▸ WRITTEN EXERCISE 1: Repeat the part of the film critic discussion that opens with the words containing "That's your opinion, not" and closes with "of the year.".
▸ WRITTEN EXERCISE 2:
Please answer these questions from the film critic discussion:
(a) In the first paragraph, how many movies does the writer say the critic sees for every book he reads?
(b) In the second paragraph, who is credited with bringing fairly intelligent cinephile discussion to TV?
(c) In the last paragraph, which movie was picked as the best movie of the year?
▸ WRITTEN EXERCISE 3: List every word or phrase that the film critic discussion places in quotation marks.

▸ TEXT TO READ:
###
What's untrue is your accusation. I said he sees 100 movies for every book he reads, and that he's a critic for our post-literate world. Anyone who reads could understand that--you're so eager to blast me, you didn't read what I wrote for its meaning, btu for what you wanted it to mean.

As much as his work as a critic has taken a sharp turn downwards in the last decade and as bad an influence as the ‘Thumbs Up’ seems to have been, it has to be remembered that Siskel and Ebert brought fairly intelligent cinephile discussion to TV where it had never been before. Ebert was the cinephile btw.

That's your opinion, not fact. A 'cinephile' is a fancy word for someone who likes movies--there are millions of those, all with different opinions. Just because one is a cinephile doesn't mean one has tastes which could educate and grow the appreciation for a more diverse selection of movies than the guy who picked "Dark City" as the best movie of the year.
###
[Collected data]
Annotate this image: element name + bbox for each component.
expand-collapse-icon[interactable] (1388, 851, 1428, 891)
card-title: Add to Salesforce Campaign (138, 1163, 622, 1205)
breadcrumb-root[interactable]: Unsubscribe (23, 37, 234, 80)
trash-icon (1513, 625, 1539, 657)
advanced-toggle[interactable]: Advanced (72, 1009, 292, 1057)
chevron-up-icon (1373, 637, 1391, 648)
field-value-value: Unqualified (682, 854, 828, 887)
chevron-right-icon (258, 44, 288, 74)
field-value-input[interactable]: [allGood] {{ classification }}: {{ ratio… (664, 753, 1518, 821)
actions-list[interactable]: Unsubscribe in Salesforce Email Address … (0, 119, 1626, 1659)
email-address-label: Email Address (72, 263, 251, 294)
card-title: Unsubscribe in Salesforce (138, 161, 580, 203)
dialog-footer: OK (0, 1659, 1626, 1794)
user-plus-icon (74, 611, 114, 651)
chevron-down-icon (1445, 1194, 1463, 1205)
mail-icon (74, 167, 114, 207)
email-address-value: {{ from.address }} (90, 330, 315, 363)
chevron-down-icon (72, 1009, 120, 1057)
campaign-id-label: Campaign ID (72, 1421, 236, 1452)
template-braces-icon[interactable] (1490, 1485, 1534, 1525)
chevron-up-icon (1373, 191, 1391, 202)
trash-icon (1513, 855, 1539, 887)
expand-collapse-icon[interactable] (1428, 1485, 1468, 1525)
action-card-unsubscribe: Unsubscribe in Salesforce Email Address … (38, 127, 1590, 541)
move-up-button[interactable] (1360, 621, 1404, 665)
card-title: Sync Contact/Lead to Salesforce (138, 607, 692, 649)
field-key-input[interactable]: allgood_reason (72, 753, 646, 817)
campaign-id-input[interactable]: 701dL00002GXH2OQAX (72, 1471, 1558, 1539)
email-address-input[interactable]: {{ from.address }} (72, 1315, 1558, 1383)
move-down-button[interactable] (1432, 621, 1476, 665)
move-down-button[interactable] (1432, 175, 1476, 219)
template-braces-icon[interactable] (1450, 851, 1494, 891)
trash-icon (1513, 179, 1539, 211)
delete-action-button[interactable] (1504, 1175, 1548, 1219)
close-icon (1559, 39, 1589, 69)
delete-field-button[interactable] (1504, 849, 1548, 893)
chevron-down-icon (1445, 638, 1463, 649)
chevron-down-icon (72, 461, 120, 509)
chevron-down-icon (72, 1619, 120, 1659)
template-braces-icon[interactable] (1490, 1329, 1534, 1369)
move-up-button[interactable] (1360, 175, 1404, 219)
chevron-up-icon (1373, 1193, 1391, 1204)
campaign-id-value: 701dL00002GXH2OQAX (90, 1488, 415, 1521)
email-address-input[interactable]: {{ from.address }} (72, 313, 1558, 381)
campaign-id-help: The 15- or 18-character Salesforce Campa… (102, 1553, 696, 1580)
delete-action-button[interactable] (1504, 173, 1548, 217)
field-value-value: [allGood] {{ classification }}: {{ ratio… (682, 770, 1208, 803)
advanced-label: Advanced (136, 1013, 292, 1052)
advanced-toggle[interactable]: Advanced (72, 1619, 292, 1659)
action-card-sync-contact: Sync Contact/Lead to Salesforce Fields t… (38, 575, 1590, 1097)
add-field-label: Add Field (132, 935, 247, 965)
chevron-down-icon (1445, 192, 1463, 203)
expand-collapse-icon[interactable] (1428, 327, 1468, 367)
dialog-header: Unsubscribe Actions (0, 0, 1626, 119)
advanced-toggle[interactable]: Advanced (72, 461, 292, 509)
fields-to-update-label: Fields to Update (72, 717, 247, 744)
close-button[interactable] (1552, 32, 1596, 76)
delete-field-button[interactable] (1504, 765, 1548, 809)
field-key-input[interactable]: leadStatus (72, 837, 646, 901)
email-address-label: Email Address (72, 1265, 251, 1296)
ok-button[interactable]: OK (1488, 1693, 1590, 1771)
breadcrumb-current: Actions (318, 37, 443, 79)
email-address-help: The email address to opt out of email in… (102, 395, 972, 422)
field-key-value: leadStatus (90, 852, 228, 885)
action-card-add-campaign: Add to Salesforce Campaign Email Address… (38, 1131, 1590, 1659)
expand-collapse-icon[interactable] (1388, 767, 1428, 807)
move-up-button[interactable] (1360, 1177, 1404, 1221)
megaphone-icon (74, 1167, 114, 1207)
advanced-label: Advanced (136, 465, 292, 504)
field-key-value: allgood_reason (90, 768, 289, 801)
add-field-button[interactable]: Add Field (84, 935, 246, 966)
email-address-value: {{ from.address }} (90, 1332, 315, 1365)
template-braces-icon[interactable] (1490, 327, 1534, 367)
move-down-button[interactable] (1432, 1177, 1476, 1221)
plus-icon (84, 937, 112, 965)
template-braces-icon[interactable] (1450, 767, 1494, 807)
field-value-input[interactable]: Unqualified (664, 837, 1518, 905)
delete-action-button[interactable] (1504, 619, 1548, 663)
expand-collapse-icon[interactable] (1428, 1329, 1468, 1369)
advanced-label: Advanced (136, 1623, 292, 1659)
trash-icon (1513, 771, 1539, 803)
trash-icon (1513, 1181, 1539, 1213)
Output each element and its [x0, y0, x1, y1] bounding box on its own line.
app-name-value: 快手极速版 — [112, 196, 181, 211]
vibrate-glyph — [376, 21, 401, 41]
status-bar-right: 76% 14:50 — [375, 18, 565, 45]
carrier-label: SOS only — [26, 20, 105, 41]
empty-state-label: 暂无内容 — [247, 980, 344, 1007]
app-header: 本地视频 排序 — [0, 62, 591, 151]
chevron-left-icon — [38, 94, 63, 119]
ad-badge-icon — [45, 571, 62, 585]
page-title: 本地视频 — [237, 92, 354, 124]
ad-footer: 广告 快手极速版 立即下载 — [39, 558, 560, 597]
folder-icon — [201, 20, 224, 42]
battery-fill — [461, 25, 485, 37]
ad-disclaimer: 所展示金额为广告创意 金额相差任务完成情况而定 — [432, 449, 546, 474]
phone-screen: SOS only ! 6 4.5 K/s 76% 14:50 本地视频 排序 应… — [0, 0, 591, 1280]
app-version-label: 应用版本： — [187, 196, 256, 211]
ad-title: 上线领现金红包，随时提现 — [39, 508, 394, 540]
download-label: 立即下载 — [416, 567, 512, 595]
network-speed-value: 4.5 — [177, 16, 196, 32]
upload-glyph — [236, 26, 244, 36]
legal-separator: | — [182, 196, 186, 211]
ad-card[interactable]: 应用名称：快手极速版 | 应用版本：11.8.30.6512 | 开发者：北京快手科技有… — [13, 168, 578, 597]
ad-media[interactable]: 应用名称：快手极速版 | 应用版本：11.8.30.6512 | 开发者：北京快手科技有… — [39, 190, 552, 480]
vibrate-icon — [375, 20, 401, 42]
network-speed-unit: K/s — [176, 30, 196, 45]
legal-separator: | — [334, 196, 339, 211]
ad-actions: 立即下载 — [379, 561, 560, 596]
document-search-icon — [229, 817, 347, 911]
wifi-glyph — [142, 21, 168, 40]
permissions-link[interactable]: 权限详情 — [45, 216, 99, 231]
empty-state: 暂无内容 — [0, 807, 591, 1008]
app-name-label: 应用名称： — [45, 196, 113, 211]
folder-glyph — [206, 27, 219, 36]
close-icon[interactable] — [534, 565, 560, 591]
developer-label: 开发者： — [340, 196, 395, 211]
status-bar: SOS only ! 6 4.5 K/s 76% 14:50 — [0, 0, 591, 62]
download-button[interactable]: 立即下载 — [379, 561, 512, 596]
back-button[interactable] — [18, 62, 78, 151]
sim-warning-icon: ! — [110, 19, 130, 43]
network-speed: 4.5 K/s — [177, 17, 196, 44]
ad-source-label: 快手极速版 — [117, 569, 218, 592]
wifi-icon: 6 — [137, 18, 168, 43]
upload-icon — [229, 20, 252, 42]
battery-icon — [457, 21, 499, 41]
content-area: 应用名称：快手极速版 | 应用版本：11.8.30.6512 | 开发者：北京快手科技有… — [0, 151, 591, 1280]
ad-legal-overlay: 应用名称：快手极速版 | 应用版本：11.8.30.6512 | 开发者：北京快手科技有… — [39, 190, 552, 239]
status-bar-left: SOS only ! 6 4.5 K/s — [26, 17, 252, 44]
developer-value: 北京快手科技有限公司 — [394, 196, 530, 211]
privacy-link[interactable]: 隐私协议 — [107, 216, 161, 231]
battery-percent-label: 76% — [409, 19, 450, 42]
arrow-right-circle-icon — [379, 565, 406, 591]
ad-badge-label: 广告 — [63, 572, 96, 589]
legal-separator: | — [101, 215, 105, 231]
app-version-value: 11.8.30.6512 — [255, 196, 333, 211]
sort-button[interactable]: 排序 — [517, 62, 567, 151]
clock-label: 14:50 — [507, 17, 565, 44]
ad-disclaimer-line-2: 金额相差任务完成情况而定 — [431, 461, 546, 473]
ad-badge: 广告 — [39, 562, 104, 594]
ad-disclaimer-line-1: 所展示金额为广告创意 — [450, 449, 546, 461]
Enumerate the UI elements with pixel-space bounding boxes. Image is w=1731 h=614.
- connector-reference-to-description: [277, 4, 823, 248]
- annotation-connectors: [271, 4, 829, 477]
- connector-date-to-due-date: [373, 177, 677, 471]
###
▸ COMPLETE OUTPUT 1:
That's your opinion, not fact. A 'cinephile' is a fancy word for someone who likes movies--there are millions of those, all with different opinions. Just because one is a cinephile doesn't mean one has tastes which could educate and grow the appreciation for a more diverse selection of movies than the guy who picked "Dark City" as the best movie of the year.

▸ COMPLETE OUTPUT 2:
(a) 100
(b) Siskel and Ebert
(c) "Dark City"

▸ COMPLETE OUTPUT 3:
‘Thumbs Up’
'cinephile'
"Dark City"